# start of Input for this task
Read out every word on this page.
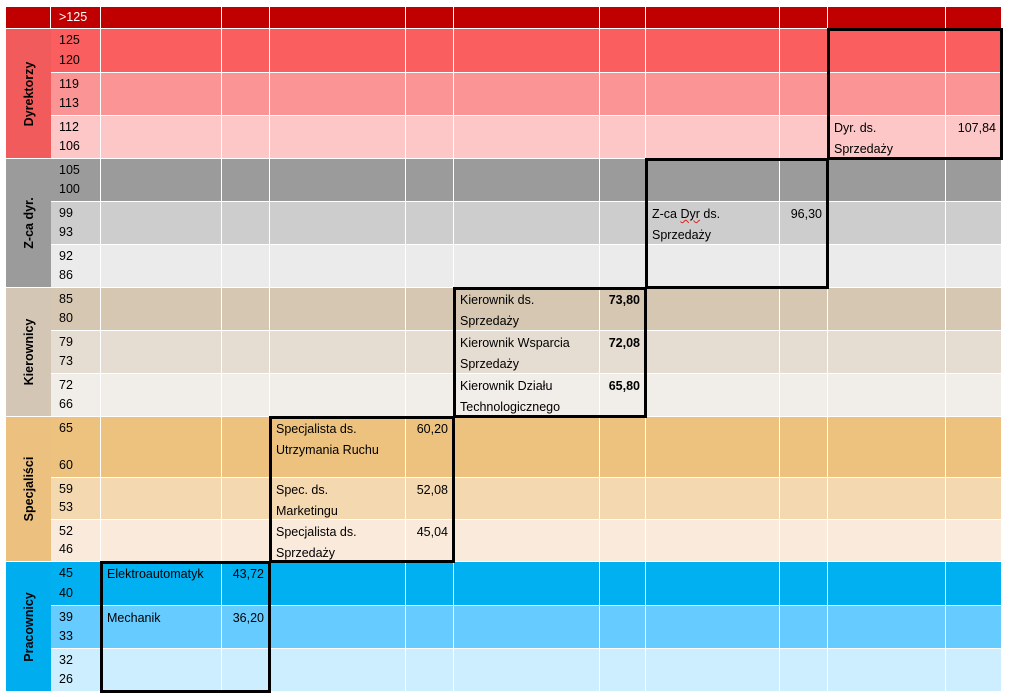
>125
Dyrektorzy
125
120
119
113
112
106
Z-ca dyr.
105
100
99
93
92
86
Kierownicy
85
80
79
73
72
66
Specjaliści
65
60
59
53
52
46
Pracownicy
45
40
39
33
32
26
Dyr. ds.
Sprzedaży
107,84
Z-ca Dyr ds.
Sprzedaży
96,30
Kierownik ds.
Sprzedaży
73,80
Kierownik Wsparcia
Sprzedaży
72,08
Kierownik Działu
Technologicznego
65,80
Specjalista ds.
Utrzymania Ruchu
60,20
Spec. ds.
Marketingu
52,08
Specjalista ds.
Sprzedaży
45,04
Elektroautomatyk	43,72
Mechanik	36,20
# end of Input for this task
Return all lines containing "Kierownik".

Result of this task →
Kierownik ds.
Kierownik Wsparcia
Kierownik Działu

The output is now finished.